**EXERCISE AIM**
Read the records and gather each line that includes "nand".
-- START DATASET ROWS --
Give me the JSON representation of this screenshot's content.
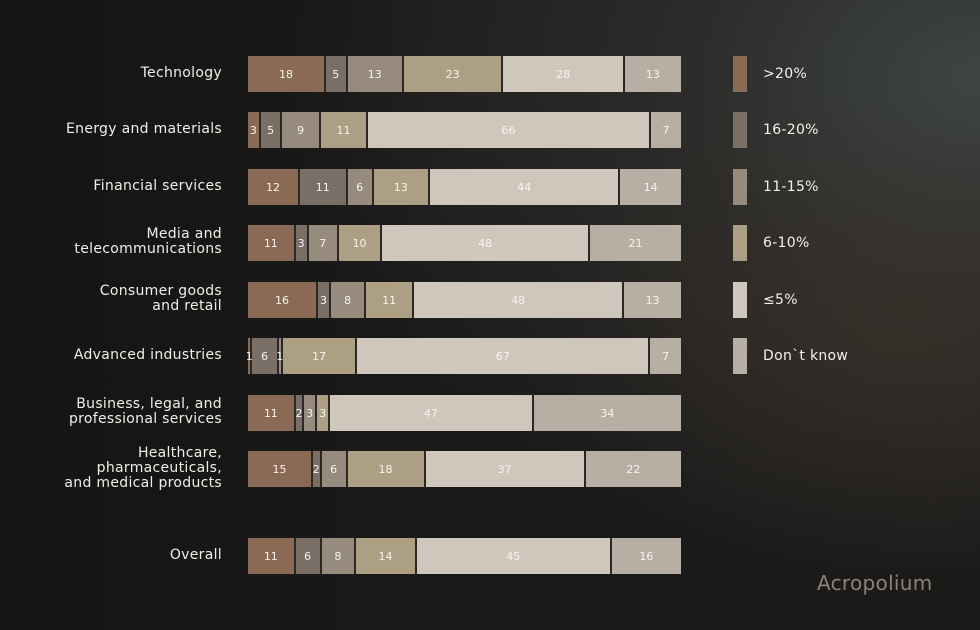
{
  "chart_data": {
    "type": "bar",
    "orientation": "horizontal",
    "stacked": true,
    "normalized": true,
    "title": "",
    "xlabel": "",
    "ylabel": "",
    "xlim": [
      0,
      100
    ],
    "grid": false,
    "legend_position": "right",
    "categories": [
      "Technology",
      "Energy and materials",
      "Financial services",
      "Media and\ntelecommunications",
      "Consumer goods\nand retail",
      "Advanced industries",
      "Business, legal, and\nprofessional services",
      "Healthcare,\npharmaceuticals,\nand medical products",
      "Overall"
    ],
    "series": [
      {
        "name": ">20%",
        "color": "#8a6a55",
        "values": [
          18,
          3,
          12,
          11,
          16,
          1,
          11,
          15,
          11
        ]
      },
      {
        "name": "16-20%",
        "color": "#7a6f66",
        "values": [
          5,
          5,
          11,
          3,
          3,
          6,
          2,
          2,
          6
        ]
      },
      {
        "name": "11-15%",
        "color": "#968b7c",
        "values": [
          13,
          9,
          6,
          7,
          8,
          1,
          3,
          6,
          8
        ]
      },
      {
        "name": "6-10%",
        "color": "#ad9f84",
        "values": [
          23,
          11,
          13,
          10,
          11,
          17,
          3,
          18,
          14
        ]
      },
      {
        "name": "≤5%",
        "color": "#cfc7bb",
        "values": [
          28,
          66,
          44,
          48,
          48,
          67,
          47,
          37,
          45
        ]
      },
      {
        "name": "Don`t know",
        "color": "#b7afa3",
        "values": [
          13,
          7,
          14,
          21,
          13,
          7,
          34,
          22,
          16
        ]
      }
    ]
  },
  "brand": {
    "name": "Acropolium"
  }
}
-- END DATASET ROWS --
**CORRECT RESULT**
      "Consumer goods\nand retail",
      "Healthcare,\npharmaceuticals,\nand medical products",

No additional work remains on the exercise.